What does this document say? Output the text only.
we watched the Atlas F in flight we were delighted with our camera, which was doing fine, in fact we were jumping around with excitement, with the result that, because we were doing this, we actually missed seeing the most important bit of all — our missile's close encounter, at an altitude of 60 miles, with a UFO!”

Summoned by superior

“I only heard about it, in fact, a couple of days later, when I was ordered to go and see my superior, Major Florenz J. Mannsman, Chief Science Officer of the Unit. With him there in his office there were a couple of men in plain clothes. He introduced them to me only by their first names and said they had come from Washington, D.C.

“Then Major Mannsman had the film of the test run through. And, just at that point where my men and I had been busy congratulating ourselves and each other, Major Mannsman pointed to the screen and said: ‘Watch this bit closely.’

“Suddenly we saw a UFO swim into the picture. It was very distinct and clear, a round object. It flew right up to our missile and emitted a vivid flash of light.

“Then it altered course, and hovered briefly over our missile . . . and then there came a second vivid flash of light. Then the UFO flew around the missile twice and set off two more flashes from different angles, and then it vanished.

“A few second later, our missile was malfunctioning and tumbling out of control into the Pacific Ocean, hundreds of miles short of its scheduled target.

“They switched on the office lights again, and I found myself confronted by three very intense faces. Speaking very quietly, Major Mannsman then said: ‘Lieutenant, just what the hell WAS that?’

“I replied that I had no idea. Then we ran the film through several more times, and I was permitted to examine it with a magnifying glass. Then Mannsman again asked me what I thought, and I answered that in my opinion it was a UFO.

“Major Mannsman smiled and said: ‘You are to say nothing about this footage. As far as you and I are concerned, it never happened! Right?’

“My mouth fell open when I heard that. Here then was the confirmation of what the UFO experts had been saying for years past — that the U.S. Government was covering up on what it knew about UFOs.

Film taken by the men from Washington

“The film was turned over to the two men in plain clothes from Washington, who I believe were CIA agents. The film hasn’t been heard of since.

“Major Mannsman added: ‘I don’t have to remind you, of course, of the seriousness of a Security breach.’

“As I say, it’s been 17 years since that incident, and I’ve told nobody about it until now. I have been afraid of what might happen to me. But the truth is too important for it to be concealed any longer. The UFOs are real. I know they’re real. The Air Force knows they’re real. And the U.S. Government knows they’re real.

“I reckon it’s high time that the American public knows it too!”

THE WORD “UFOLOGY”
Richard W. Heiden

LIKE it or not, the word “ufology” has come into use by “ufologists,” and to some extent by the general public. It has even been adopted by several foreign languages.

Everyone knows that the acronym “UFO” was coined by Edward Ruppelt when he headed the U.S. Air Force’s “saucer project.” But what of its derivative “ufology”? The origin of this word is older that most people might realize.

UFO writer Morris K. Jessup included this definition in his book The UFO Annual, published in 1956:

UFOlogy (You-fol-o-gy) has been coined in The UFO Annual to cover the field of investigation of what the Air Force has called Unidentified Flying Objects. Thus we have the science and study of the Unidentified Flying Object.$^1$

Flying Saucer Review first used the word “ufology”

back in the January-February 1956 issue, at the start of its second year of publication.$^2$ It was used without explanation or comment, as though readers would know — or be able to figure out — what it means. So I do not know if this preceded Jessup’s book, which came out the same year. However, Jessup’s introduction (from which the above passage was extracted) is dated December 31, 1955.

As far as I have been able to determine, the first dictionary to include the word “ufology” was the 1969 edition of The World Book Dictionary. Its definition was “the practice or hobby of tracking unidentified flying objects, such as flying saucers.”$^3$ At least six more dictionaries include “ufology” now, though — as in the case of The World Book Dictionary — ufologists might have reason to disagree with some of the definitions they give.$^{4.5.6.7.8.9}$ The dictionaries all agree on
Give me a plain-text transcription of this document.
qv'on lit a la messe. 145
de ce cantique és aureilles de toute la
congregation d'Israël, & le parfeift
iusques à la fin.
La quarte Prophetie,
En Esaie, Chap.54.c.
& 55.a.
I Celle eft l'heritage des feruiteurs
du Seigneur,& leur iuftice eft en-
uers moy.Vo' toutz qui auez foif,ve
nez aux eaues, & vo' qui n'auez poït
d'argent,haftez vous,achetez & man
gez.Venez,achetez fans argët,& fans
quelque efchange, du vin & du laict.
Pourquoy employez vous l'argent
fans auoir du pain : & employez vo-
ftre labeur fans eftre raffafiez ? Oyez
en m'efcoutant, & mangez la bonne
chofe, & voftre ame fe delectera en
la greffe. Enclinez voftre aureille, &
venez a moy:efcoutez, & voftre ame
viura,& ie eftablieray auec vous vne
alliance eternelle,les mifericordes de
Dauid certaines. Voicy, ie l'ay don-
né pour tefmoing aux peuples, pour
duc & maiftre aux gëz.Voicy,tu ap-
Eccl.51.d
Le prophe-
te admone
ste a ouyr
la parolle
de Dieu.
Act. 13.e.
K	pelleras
========
__What you are asked to do__
Using the material above, copy every line in which the string "again" occurs.

__Exercise result__
“They switched on the office lights again, and I found myself confronted by three very intense faces. Speaking very quietly, Major Mannsman then said: ‘Lieutenant, just what the hell WAS that?’
“I replied that I had no idea. Then we ran the film through several more times, and I was permitted to examine it with a magnifying glass. Then Mannsman again asked me what I thought, and I answered that in my opinion it was a UFO.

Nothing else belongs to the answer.